▶ **STORED DATA**:
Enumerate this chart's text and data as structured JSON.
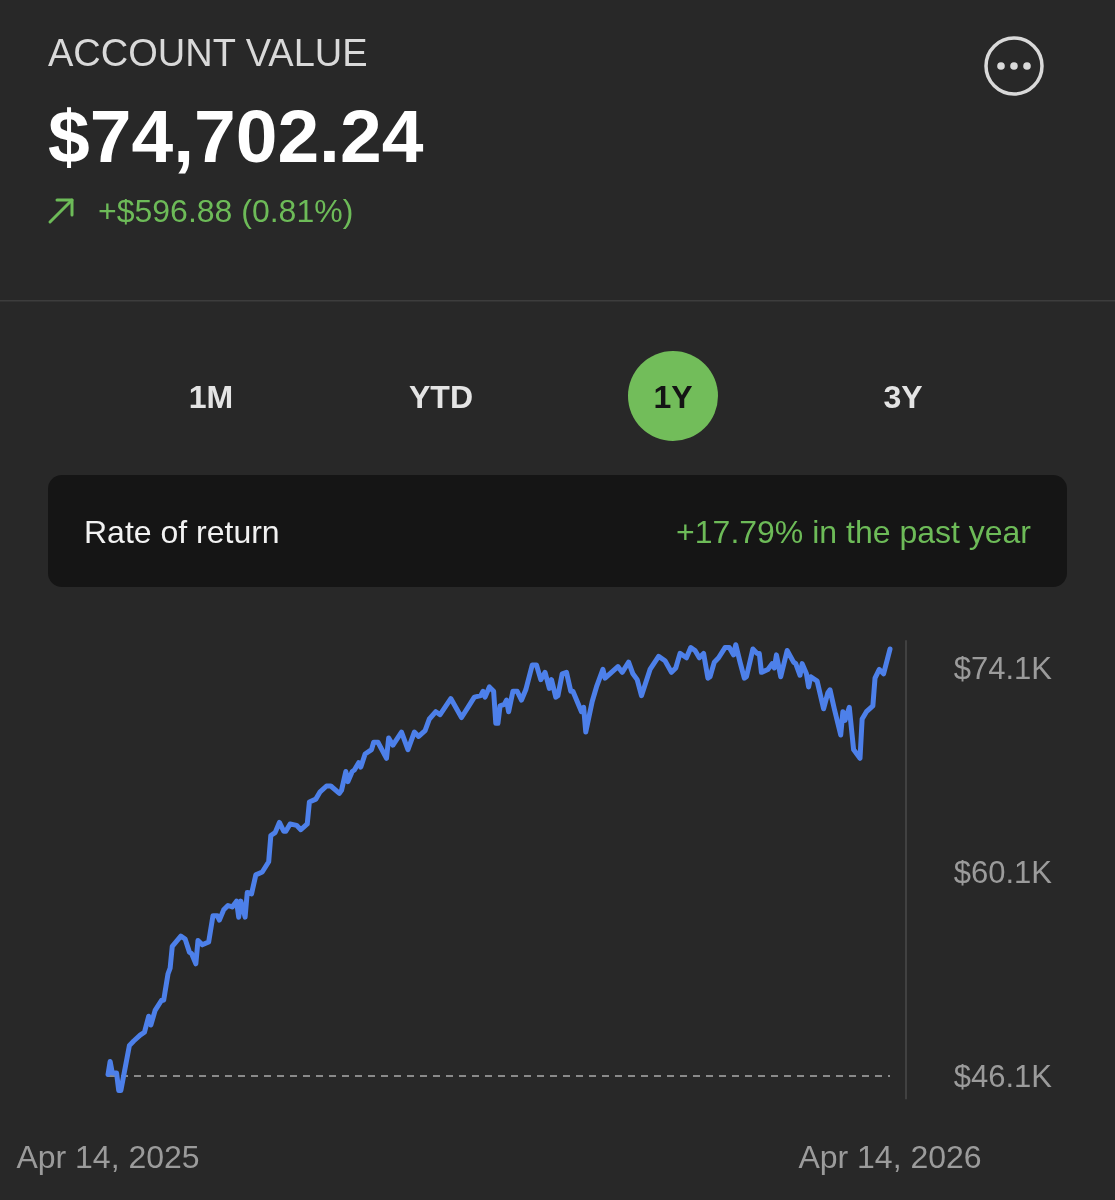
{
  "chart_data": {
    "type": "line",
    "title": "ACCOUNT VALUE",
    "subtitle": "$74,702.24",
    "annotations": [
      "+$596.88 (0.81%)",
      "1M",
      "YTD",
      "1Y",
      "3Y",
      "Rate of return",
      "+17.79% in the past year"
    ],
    "x": [
      "2025-04-14",
      "2025-04-15",
      "2025-04-16",
      "2025-04-18",
      "2025-04-19",
      "2025-04-20",
      "2025-04-24",
      "2025-04-26",
      "2025-04-29",
      "2025-05-01",
      "2025-05-03",
      "2025-05-04",
      "2025-05-06",
      "2025-05-09",
      "2025-05-10",
      "2025-05-12",
      "2025-05-13",
      "2025-05-14",
      "2025-05-18",
      "2025-05-20",
      "2025-05-22",
      "2025-05-23",
      "2025-05-25",
      "2025-05-26",
      "2025-05-28",
      "2025-05-31",
      "2025-06-02",
      "2025-06-04",
      "2025-06-05",
      "2025-06-07",
      "2025-06-09",
      "2025-06-11",
      "2025-06-13",
      "2025-06-14",
      "2025-06-15",
      "2025-06-17",
      "2025-06-18",
      "2025-06-20",
      "2025-06-22",
      "2025-06-25",
      "2025-06-28",
      "2025-06-29",
      "2025-07-01",
      "2025-07-03",
      "2025-07-05",
      "2025-07-06",
      "2025-07-08",
      "2025-07-11",
      "2025-07-13",
      "2025-07-16",
      "2025-07-17",
      "2025-07-20",
      "2025-07-22",
      "2025-07-25",
      "2025-07-27",
      "2025-07-31",
      "2025-08-01",
      "2025-08-03",
      "2025-08-04",
      "2025-08-06",
      "2025-08-07",
      "2025-08-09",
      "2025-08-10",
      "2025-08-12",
      "2025-08-15",
      "2025-08-16",
      "2025-08-18",
      "2025-08-22",
      "2025-08-23",
      "2025-08-25",
      "2025-08-29",
      "2025-09-01",
      "2025-09-04",
      "2025-09-06",
      "2025-09-09",
      "2025-09-11",
      "2025-09-14",
      "2025-09-16",
      "2025-09-21",
      "2025-09-26",
      "2025-09-29",
      "2025-10-02",
      "2025-10-05",
      "2025-10-06",
      "2025-10-07",
      "2025-10-09",
      "2025-10-11",
      "2025-10-12",
      "2025-10-13",
      "2025-10-14",
      "2025-10-16",
      "2025-10-17",
      "2025-10-18",
      "2025-10-20",
      "2025-10-22",
      "2025-10-24",
      "2025-10-26",
      "2025-10-29",
      "2025-10-31",
      "2025-11-02",
      "2025-11-04",
      "2025-11-06",
      "2025-11-07",
      "2025-11-09",
      "2025-11-10",
      "2025-11-12",
      "2025-11-14",
      "2025-11-16",
      "2025-11-17",
      "2025-11-21",
      "2025-11-22",
      "2025-11-23",
      "2025-11-26",
      "2025-11-28",
      "2025-12-01",
      "2025-12-02",
      "2025-12-05",
      "2025-12-08",
      "2025-12-10",
      "2025-12-13",
      "2025-12-15",
      "2025-12-17",
      "2025-12-19",
      "2025-12-23",
      "2025-12-27",
      "2025-12-30",
      "2026-01-02",
      "2026-01-04",
      "2026-01-06",
      "2026-01-09",
      "2026-01-11",
      "2026-01-13",
      "2026-01-15",
      "2026-01-17",
      "2026-01-19",
      "2026-01-20",
      "2026-01-22",
      "2026-01-24",
      "2026-01-27",
      "2026-01-29",
      "2026-01-31",
      "2026-02-01",
      "2026-02-03",
      "2026-02-05",
      "2026-02-06",
      "2026-02-09",
      "2026-02-11",
      "2026-02-12",
      "2026-02-13",
      "2026-02-16",
      "2026-02-18",
      "2026-02-19",
      "2026-02-20",
      "2026-02-22",
      "2026-02-25",
      "2026-02-28",
      "2026-03-01",
      "2026-03-03",
      "2026-03-04",
      "2026-03-06",
      "2026-03-07",
      "2026-03-08",
      "2026-03-11",
      "2026-03-14",
      "2026-03-16",
      "2026-03-17",
      "2026-03-19",
      "2026-03-22",
      "2026-03-23",
      "2026-03-24",
      "2026-03-26",
      "2026-03-28",
      "2026-03-31",
      "2026-04-01",
      "2026-04-03",
      "2026-04-06",
      "2026-04-07",
      "2026-04-09",
      "2026-04-11",
      "2026-04-14"
    ],
    "series": [
      {
        "color": "#4d80ea",
        "values": [
          46.2,
          47.1,
          46.3,
          46.3,
          45.1,
          45.1,
          48.2,
          48.5,
          48.9,
          49.1,
          50.2,
          49.6,
          50.6,
          51.3,
          51.3,
          53.1,
          53.5,
          55.0,
          55.7,
          55.5,
          54.6,
          54.5,
          53.8,
          55.4,
          55.1,
          55.3,
          57.1,
          57.1,
          56.8,
          57.5,
          57.8,
          57.7,
          58.1,
          57.0,
          58.1,
          57.0,
          58.7,
          58.6,
          59.9,
          60.1,
          60.8,
          62.6,
          62.8,
          63.5,
          62.9,
          62.9,
          63.4,
          63.3,
          63.0,
          63.4,
          64.9,
          65.1,
          65.6,
          66.0,
          66.0,
          65.5,
          65.7,
          67.0,
          66.3,
          67.0,
          67.1,
          67.6,
          67.3,
          68.2,
          68.5,
          69.0,
          69.0,
          67.9,
          69.3,
          68.8,
          69.7,
          68.5,
          69.7,
          69.4,
          69.8,
          70.6,
          71.1,
          70.9,
          72.0,
          70.7,
          71.4,
          72.1,
          72.2,
          72.5,
          72.1,
          72.8,
          72.5,
          70.3,
          70.3,
          71.5,
          71.6,
          71.9,
          71.1,
          72.5,
          72.5,
          71.9,
          72.6,
          74.3,
          74.3,
          73.3,
          73.8,
          72.7,
          73.3,
          72.1,
          72.2,
          73.7,
          73.8,
          72.5,
          72.5,
          71.1,
          71.4,
          69.7,
          71.8,
          72.8,
          74.0,
          73.4,
          73.8,
          74.2,
          73.8,
          74.5,
          73.7,
          73.3,
          72.2,
          74.0,
          74.9,
          74.6,
          73.8,
          74.1,
          75.1,
          74.8,
          75.5,
          75.3,
          74.8,
          75.1,
          73.4,
          73.5,
          74.5,
          74.8,
          75.5,
          75.5,
          75.0,
          75.7,
          74.5,
          73.4,
          73.5,
          75.4,
          75.1,
          75.1,
          73.8,
          74.0,
          74.4,
          74.1,
          75.0,
          73.5,
          75.3,
          74.5,
          74.4,
          73.6,
          74.4,
          73.7,
          72.8,
          73.5,
          73.2,
          71.3,
          72.4,
          72.6,
          71.3,
          69.5,
          71.1,
          70.5,
          71.4,
          68.5,
          67.9,
          70.6,
          71.1,
          71.5,
          73.4,
          74.0,
          73.7,
          75.4
        ]
      }
    ],
    "xlim": [
      "2025-04-14",
      "2026-04-14"
    ],
    "xticks": [
      {
        "value": "2025-04-14",
        "label": "Apr 14, 2025"
      },
      {
        "value": "2026-04-14",
        "label": "Apr 14, 2026"
      }
    ],
    "ylim": [
      44.5,
      76
    ],
    "yticks": [
      {
        "value": 46.1,
        "label": "$46.1K"
      },
      {
        "value": 60.1,
        "label": "$60.1K"
      },
      {
        "value": 74.1,
        "label": "$74.1K"
      }
    ],
    "ref_lines": [
      {
        "axis": "y",
        "value": 46.1,
        "color": "#8a8a8a",
        "line_style": "dashed"
      }
    ]
  }
}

▶ **JOB**: From the data above, gather every line that includes the word "label".

▶ **THE RESPONSE**:
        "label": "Apr 14, 2025"
        "label": "Apr 14, 2026"
        "label": "$46.1K"
        "label": "$60.1K"
        "label": "$74.1K"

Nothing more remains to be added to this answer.